**STATED EXERCISE:** Search the records below for the word "close". Pull out each line that has it.

* begin DATA IN THIS EXERCISE *

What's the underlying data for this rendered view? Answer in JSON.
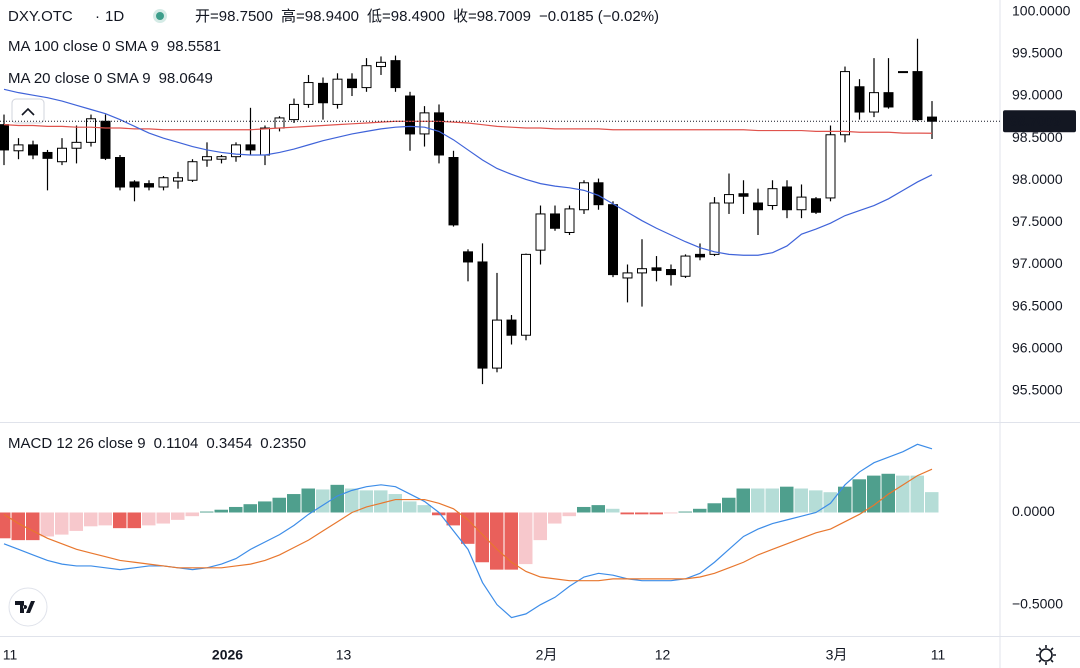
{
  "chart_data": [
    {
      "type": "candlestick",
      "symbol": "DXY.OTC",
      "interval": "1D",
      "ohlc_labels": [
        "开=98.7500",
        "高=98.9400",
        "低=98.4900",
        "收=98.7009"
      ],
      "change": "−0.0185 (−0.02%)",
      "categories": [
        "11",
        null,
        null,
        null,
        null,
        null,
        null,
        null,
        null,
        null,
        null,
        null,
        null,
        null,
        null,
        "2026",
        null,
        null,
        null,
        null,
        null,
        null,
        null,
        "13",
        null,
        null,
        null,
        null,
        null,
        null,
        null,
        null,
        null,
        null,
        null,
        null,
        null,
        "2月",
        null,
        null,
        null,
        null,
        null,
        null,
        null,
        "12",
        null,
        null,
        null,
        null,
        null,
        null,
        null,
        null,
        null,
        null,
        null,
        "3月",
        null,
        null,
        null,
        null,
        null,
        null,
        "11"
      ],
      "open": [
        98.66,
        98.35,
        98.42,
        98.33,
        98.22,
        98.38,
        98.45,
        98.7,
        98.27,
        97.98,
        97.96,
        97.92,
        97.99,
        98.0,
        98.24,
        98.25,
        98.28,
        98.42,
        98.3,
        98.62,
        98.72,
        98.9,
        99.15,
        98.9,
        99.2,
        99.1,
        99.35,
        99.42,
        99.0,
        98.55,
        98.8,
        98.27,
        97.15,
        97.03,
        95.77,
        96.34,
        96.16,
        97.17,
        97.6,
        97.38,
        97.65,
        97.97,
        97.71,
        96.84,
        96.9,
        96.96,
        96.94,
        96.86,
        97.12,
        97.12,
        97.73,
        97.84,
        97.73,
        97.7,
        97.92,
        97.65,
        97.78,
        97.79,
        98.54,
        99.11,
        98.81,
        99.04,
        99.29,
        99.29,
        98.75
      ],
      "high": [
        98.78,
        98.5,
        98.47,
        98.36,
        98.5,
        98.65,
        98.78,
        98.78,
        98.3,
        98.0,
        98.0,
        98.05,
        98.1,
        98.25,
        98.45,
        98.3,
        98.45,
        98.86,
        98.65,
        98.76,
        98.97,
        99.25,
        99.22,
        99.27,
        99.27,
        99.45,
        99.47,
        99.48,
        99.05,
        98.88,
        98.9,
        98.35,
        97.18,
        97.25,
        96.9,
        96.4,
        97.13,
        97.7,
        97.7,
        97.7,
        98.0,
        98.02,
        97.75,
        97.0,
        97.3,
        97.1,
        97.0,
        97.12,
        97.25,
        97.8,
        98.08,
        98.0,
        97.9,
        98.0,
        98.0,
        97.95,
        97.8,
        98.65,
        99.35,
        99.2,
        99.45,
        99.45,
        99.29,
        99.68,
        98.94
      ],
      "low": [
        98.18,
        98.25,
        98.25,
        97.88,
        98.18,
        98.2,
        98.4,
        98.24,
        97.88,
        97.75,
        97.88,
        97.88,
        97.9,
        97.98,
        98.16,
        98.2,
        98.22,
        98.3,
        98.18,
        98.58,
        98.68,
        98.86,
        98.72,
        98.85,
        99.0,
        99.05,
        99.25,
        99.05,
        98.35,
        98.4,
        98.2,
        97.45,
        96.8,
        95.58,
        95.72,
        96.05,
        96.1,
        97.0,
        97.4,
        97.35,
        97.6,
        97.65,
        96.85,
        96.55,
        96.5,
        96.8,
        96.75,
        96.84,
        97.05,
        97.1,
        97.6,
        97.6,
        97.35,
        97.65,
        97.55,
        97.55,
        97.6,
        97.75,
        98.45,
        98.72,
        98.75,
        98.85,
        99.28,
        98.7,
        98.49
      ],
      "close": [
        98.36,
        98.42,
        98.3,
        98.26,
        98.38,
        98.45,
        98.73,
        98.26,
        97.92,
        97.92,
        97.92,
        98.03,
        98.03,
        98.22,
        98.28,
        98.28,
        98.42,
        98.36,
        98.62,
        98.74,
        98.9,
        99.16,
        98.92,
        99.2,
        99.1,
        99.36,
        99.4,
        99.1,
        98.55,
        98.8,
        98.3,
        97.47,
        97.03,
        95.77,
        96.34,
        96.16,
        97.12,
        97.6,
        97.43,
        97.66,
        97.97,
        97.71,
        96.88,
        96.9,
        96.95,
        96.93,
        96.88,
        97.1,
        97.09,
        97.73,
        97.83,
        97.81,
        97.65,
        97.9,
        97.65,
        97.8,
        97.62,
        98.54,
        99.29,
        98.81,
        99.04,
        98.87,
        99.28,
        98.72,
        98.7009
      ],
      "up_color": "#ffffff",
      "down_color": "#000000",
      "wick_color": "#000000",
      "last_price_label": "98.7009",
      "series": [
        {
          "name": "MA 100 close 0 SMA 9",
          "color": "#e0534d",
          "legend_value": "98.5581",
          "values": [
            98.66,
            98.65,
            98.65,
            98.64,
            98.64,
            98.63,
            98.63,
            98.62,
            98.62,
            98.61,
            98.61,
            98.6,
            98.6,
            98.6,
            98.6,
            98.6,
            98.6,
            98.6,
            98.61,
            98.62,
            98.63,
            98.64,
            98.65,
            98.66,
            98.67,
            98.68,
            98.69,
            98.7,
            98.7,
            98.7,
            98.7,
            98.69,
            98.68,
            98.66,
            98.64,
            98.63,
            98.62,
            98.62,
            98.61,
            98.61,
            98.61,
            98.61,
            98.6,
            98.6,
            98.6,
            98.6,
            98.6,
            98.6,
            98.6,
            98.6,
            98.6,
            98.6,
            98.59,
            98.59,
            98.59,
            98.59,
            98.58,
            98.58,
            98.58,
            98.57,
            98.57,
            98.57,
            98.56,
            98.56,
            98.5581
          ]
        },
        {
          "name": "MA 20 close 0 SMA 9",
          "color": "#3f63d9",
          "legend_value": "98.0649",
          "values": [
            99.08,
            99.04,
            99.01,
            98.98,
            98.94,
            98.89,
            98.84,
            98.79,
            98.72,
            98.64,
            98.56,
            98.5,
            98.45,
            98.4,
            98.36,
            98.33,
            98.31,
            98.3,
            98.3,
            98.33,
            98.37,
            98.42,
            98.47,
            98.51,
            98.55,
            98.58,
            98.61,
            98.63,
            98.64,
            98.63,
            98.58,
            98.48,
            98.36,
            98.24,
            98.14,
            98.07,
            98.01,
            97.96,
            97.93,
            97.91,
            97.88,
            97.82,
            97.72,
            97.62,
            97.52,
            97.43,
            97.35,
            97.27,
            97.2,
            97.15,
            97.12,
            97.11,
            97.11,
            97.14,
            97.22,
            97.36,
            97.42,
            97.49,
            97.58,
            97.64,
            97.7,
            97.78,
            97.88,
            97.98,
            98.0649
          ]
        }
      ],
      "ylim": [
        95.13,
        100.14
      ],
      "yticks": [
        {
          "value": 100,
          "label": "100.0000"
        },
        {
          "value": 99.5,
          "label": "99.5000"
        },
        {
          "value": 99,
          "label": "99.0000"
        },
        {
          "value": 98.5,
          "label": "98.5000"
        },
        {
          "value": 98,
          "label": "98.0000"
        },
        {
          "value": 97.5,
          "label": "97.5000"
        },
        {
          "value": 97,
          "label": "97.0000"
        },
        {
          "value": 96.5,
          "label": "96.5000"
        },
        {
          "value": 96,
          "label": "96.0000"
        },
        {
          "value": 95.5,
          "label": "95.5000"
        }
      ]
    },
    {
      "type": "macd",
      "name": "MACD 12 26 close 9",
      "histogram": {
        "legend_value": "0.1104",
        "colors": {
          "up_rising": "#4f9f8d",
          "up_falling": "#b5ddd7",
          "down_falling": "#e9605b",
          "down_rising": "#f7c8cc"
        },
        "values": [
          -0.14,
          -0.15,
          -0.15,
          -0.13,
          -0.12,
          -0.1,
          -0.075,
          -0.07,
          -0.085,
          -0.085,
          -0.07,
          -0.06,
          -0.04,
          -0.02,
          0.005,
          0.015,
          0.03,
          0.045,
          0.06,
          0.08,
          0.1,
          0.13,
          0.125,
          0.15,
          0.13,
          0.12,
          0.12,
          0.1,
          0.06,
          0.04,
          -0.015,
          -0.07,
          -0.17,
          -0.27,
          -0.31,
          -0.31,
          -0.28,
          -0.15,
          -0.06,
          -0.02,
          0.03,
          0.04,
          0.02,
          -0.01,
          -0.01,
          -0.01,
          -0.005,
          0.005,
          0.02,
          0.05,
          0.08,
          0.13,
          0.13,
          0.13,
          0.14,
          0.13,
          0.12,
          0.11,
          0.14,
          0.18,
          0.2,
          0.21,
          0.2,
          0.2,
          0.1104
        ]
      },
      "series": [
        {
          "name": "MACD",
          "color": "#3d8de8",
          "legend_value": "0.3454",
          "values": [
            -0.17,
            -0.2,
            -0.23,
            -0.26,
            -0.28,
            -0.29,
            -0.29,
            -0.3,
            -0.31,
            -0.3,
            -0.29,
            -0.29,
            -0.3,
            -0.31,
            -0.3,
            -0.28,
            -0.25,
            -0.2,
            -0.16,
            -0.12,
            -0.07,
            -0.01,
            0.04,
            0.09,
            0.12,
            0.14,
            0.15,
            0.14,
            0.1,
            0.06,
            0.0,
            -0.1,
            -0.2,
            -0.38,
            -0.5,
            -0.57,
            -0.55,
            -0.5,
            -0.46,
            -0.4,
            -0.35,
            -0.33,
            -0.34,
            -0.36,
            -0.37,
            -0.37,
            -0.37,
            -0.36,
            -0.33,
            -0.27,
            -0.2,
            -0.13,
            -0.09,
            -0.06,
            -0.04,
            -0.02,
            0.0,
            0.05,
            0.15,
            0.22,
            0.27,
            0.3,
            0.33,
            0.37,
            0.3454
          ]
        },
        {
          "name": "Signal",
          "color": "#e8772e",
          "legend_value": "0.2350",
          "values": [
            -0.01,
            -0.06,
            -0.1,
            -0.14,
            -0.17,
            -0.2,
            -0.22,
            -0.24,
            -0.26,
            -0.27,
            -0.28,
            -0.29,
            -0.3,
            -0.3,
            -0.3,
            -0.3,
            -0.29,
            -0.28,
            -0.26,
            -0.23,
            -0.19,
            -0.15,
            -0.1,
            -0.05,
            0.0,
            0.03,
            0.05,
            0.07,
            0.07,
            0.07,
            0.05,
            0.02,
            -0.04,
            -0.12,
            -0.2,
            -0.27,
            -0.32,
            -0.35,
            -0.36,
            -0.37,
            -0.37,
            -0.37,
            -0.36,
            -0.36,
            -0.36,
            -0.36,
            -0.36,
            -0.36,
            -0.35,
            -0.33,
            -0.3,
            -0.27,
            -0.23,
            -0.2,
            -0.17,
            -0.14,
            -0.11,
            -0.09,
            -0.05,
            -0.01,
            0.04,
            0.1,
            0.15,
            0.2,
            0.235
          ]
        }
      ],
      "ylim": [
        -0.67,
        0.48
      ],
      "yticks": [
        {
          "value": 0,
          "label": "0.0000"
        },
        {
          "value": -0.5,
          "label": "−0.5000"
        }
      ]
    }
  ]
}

* end DATA IN THIS EXERCISE *

**EXERCISE OUTPUT:**
      "close": [
          "name": "MA 100 close 0 SMA 9",
          "name": "MA 20 close 0 SMA 9",
      "name": "MACD 12 26 close 9",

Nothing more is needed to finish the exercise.